#### [Alıştırma amacı]
Ayakkabıları kapı önünde bırakma alışkanlığını anlatan metinden "Bir de üstüne" ile başlayıp "Iıığğ mide bulantısı..." ile biten bölümü yeniden yazın. Bu bölümde "çoluk çombalak" yerine "bütün aile" kullanın.

#### [Metin bölümü]
%%
Bizde bir alışkanlık vardır. Ayakkabıları kapının önünde çıkartırız. İçeri almayız.
Hatta apartmana, bahçeye, bakkala, garaja bir çıkıp gelmek gerektiğinde kolay olsun diye birer de terlik vardır dış kapının önünde...
Ben de böyle yapıyorum.
Kendimi bildim bileli, kapıya ayakkabı bırakma konusu bir görgü meselesi olarak tartışılır durur. Bunu özellikle kadınlar yapar.
Herkes, ayakkabılarını kapısında bırakmadığı konusuyla övünür durur. Oysa kapıyı açıp baktığınızda, apartmana indiğinizde ayakkabı ve terlik dağlarıyla karşılaşırsınız.
Ahhh bu kapıda ayakkabı bırakmayan insanlar nerelerde...
Biz daha da ileri giderek güzel ya da derme çatma bir ayakkabı dolabını da kapıya koyarız.Oraya daha da güzel yığdırırız. Öyle ki tek tük ayakkabılar kendilerini raflardan aşağı atarlar.
Onlar dekoratif unsur olarak sağda solda kendilerine yer bulurken, günlük kullandıklarımız burada yer bulamadığından, ya da basitçe üşendiğimizden yine kapı önünde bir orkestrasyon başlar.
Bir de üstüne yaz gelip, çoluk çombalak eve doluştuğunda, merdivenlerden çıkarken komşuların ayakkabıları üzerinden atlarız.
Bunları sağa sola ayar vermek, görgü kurallarını öğretmek için yazmıyorum. Yooo.
Sadece iyice yaz gelmeden kafada bir alıştırma yapmak gereği duydum. Üstelik artık bundan rahatsız olmuyorum çoğu kez.
Oysa gâvurda öyle mi Onlar eve ayakkabılarıyla giriyor, yetmezmiş gibi zaten evde de ayakkabılarıyla dolaşıyor. Hani bazen filmlerde görüyoruz ya çok yorgun olduklarında yatağa bile ayakkabıyla giriyorlar.
Hele hele bu sonuncusunu biz çok ayıplarız. Iıığğ mide bulantısı...
Dediğim gibi ama biz ayakkabılarımızı komşuların ağzına sokarız, rahatsız olmayız bundan.
Ben de böyle yapıyorum.
%%
#### [Veri alıntıları]
%%
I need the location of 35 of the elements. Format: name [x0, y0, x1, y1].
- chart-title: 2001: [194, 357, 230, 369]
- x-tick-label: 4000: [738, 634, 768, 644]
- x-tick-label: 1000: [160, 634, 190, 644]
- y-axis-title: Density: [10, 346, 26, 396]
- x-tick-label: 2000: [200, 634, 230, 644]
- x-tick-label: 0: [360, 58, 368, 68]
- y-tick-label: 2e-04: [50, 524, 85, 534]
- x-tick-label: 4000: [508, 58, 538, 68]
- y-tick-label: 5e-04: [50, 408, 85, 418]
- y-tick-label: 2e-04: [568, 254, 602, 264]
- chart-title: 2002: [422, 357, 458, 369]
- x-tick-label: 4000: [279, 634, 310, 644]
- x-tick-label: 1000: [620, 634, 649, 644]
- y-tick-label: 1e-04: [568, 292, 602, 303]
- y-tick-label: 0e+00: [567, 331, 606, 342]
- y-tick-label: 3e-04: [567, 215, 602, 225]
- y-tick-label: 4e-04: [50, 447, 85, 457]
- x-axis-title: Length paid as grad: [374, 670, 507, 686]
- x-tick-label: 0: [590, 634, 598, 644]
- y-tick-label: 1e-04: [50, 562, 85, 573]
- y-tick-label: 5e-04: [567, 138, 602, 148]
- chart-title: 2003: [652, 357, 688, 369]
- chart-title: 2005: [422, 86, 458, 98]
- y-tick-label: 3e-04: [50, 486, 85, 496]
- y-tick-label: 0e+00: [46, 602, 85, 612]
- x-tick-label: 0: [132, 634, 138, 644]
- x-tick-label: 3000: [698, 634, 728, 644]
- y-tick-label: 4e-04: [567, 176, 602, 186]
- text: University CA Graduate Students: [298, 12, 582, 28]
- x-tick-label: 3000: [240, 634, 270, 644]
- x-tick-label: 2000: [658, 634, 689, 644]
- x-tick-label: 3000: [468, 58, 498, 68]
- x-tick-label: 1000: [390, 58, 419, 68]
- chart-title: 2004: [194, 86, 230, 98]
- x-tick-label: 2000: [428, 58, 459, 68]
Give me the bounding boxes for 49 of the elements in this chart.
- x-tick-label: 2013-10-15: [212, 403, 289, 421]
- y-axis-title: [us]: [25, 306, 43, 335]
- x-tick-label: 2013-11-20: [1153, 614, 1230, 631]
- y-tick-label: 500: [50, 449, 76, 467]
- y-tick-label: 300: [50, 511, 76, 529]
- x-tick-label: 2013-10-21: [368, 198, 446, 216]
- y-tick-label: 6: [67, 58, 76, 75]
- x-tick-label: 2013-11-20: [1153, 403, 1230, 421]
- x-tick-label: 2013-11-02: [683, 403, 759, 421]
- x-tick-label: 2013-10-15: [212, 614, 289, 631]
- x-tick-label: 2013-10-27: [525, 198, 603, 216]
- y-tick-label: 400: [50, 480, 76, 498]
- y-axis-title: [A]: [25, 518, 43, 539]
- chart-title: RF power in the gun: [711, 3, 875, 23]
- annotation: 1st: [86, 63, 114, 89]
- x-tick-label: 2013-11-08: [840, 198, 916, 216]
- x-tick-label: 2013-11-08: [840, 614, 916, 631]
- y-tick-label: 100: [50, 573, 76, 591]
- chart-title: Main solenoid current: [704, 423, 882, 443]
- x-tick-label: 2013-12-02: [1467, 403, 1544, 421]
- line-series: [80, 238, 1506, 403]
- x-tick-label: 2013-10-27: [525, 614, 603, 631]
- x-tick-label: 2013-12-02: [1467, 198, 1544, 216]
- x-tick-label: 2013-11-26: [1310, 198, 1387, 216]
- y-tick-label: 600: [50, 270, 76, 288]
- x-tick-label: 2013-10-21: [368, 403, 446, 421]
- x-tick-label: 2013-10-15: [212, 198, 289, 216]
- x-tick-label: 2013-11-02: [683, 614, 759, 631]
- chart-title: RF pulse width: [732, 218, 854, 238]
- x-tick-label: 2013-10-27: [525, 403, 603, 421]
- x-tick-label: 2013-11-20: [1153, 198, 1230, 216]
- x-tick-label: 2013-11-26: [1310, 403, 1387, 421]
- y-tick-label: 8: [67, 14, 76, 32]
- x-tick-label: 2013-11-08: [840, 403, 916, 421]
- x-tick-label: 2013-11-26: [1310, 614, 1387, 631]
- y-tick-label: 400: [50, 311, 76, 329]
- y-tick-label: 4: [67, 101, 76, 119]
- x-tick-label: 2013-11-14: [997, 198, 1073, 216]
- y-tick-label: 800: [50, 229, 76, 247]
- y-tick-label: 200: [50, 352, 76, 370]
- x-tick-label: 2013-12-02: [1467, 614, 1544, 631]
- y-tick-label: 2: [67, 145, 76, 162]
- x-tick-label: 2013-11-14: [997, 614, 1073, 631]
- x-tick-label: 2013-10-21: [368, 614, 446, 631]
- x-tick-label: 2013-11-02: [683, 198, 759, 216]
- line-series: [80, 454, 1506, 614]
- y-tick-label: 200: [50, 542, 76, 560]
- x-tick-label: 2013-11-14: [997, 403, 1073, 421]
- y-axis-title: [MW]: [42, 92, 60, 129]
%%
#### [Beklenen çıktı]
Bir de üstüne yaz gelip, bütün aile eve doluştuğunda, merdivenlerden çıkarken komşuların ayakkabıları üzerinden atlarız.
Bunları sağa sola ayar vermek, görgü kurallarını öğretmek için yazmıyorum. Yooo.
Sadece iyice yaz gelmeden kafada bir alıştırma yapmak gereği duydum. Üstelik artık bundan rahatsız olmuyorum çoğu kez.
Oysa gâvurda öyle mi Onlar eve ayakkabılarıyla giriyor, yetmezmiş gibi zaten evde de ayakkabılarıyla dolaşıyor. Hani bazen filmlerde görüyoruz ya çok yorgun olduklarında yatağa bile ayakkabıyla giriyorlar.
Hele hele bu sonuncusunu biz çok ayıplarız. Iıığğ mide bulantısı...